Start of Data in this exercise
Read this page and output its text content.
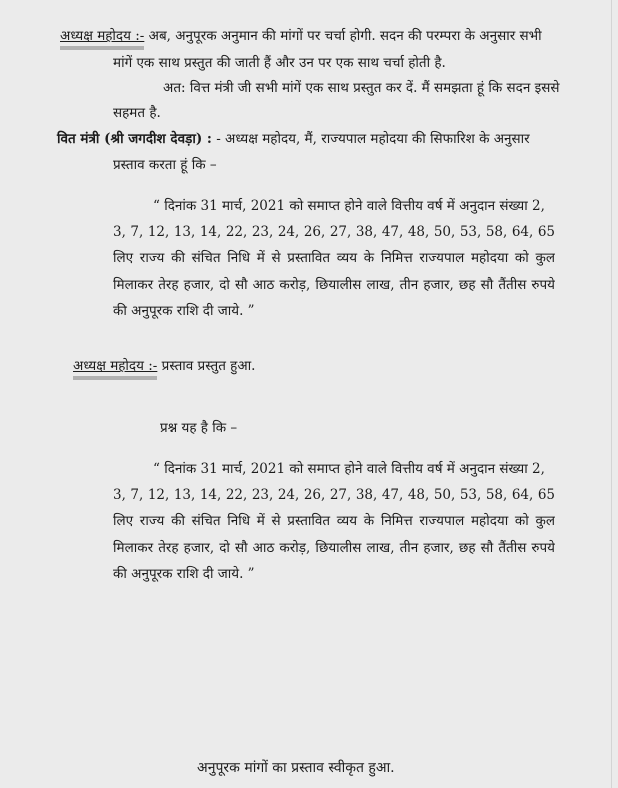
अध्यक्ष महोदय :- अब, अनुपूरक अनुमान की मांगों पर चर्चा होगी. सदन की परम्परा के अनुसार सभी
मांगें एक साथ प्रस्तुत की जाती हैं और उन पर एक साथ चर्चा होती है.
अत: वित्त मंत्री जी सभी मांगें एक साथ प्रस्तुत कर दें. मैं समझता हूं कि सदन इससे
सहमत है.
वित मंत्री (श्री जगदीश देवड़ा) : - अध्यक्ष महोदय, मैं, राज्यपाल महोदया की सिफारिश के अनुसार
प्रस्ताव करता हूं कि –
“ दिनांक 31 मार्च, 2021 को समाप्त होने वाले वित्तीय वर्ष में अनुदान संख्या 2,
3, 7, 12, 13, 14, 22, 23, 24, 26, 27, 38, 47, 48, 50, 53, 58, 64, 65
लिए राज्य की संचित निधि में से प्रस्तावित व्यय के निमित्त राज्यपाल महोदया को कुल
मिलाकर तेरह हजार, दो सौ आठ करोड़, छियालीस लाख, तीन हजार, छह सौ तैंतीस रुपये
की अनुपूरक राशि दी जाये. ”
अध्यक्ष महोदय :- प्रस्ताव प्रस्तुत हुआ.
प्रश्न यह है कि –
“ दिनांक 31 मार्च, 2021 को समाप्त होने वाले वित्तीय वर्ष में अनुदान संख्या 2,
3, 7, 12, 13, 14, 22, 23, 24, 26, 27, 38, 47, 48, 50, 53, 58, 64, 65
लिए राज्य की संचित निधि में से प्रस्तावित व्यय के निमित्त राज्यपाल महोदया को कुल
मिलाकर तेरह हजार, दो सौ आठ करोड़, छियालीस लाख, तीन हजार, छह सौ तैंतीस रुपये
की अनुपूरक राशि दी जाये. ”
अनुपूरक मांगों का प्रस्ताव स्वीकृत हुआ.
End of Data in this exercise
» Given request: Reproduce the listing exactly. Leave its pictures out.

» The result:
Read this page and output its text content.
अध्यक्ष महोदय :- अब, अनुपूरक अनुमान की मांगों पर चर्चा होगी. सदन की परम्परा के अनुसार सभी
मांगें एक साथ प्रस्तुत की जाती हैं और उन पर एक साथ चर्चा होती है.
अत: वित्त मंत्री जी सभी मांगें एक साथ प्रस्तुत कर दें. मैं समझता हूं कि सदन इससे
सहमत है.
वित मंत्री (श्री जगदीश देवड़ा) : - अध्यक्ष महोदय, मैं, राज्यपाल महोदया की सिफारिश के अनुसार
प्रस्ताव करता हूं कि –
“ दिनांक 31 मार्च, 2021 को समाप्त होने वाले वित्तीय वर्ष में अनुदान संख्या 2,
3, 7, 12, 13, 14, 22, 23, 24, 26, 27, 38, 47, 48, 50, 53, 58, 64, 65
लिए राज्य की संचित निधि में से प्रस्तावित व्यय के निमित्त राज्यपाल महोदया को कुल
मिलाकर तेरह हजार, दो सौ आठ करोड़, छियालीस लाख, तीन हजार, छह सौ तैंतीस रुपये
की अनुपूरक राशि दी जाये. ”
अध्यक्ष महोदय :- प्रस्ताव प्रस्तुत हुआ.
प्रश्न यह है कि –
“ दिनांक 31 मार्च, 2021 को समाप्त होने वाले वित्तीय वर्ष में अनुदान संख्या 2,
3, 7, 12, 13, 14, 22, 23, 24, 26, 27, 38, 47, 48, 50, 53, 58, 64, 65
लिए राज्य की संचित निधि में से प्रस्तावित व्यय के निमित्त राज्यपाल महोदया को कुल
मिलाकर तेरह हजार, दो सौ आठ करोड़, छियालीस लाख, तीन हजार, छह सौ तैंतीस रुपये
की अनुपूरक राशि दी जाये. ”
अनुपूरक मांगों का प्रस्ताव स्वीकृत हुआ.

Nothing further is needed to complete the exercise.